## To be done
Examine the entries and show every line in which the word "Solitaire" is found.

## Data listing
_ _ _
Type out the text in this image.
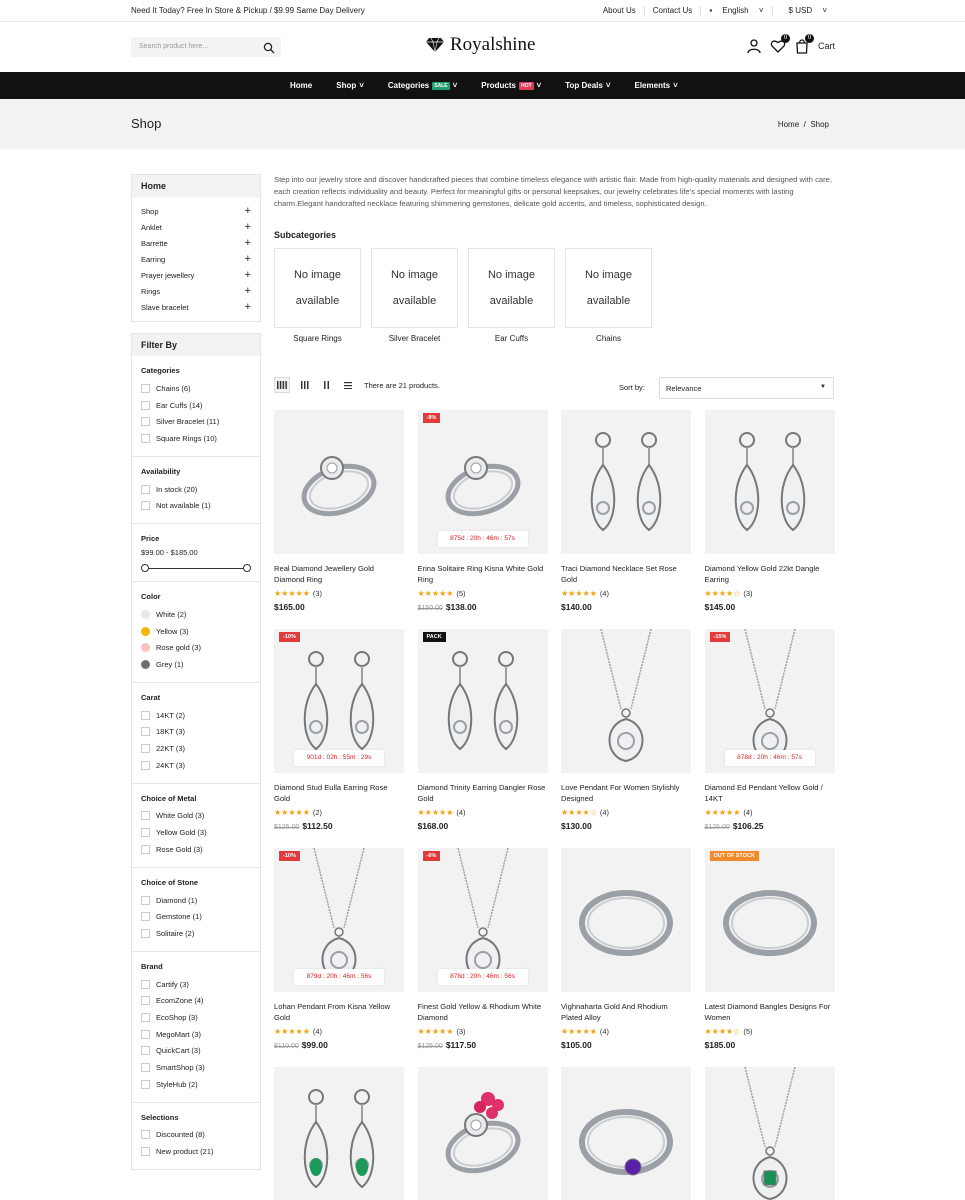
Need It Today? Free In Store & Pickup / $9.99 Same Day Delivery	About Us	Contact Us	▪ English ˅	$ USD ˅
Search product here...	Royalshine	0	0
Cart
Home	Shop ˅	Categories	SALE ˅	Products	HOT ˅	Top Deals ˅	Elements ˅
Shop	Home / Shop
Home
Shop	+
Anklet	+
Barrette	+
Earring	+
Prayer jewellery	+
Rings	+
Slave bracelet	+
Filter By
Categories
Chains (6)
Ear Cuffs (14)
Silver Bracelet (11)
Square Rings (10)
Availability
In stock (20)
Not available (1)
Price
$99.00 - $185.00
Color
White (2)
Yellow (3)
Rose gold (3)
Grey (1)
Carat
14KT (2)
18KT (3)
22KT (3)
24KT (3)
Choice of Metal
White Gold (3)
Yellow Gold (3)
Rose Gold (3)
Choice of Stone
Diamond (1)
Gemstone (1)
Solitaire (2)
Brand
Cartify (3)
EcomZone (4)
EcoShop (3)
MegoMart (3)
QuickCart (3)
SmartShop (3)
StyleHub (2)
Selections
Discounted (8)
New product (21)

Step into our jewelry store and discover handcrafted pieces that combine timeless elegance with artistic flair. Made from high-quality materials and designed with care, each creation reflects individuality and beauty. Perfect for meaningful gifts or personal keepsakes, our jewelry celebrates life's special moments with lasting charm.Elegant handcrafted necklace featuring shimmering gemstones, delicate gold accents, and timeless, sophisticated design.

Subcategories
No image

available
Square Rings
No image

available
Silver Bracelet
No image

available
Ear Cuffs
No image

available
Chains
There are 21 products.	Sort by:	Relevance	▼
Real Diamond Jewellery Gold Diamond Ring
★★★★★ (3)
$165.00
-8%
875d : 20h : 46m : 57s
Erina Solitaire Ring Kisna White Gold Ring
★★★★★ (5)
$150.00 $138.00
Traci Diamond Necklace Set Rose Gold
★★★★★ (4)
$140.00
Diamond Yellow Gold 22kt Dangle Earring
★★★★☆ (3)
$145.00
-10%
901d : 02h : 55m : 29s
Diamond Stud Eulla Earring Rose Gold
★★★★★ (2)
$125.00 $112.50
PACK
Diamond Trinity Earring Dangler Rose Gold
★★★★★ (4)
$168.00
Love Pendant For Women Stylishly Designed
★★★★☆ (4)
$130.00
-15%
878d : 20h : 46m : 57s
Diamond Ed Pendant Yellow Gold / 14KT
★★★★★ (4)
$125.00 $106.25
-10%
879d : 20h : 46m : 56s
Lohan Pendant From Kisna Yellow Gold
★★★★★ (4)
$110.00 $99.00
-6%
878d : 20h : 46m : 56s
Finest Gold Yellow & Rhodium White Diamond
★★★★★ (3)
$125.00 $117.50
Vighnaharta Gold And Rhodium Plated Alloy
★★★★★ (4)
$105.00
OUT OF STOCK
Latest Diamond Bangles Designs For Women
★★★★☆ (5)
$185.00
_ _ _
## Final answer
Solitaire (2)
Erina Solitaire Ring Kisna White Gold Ring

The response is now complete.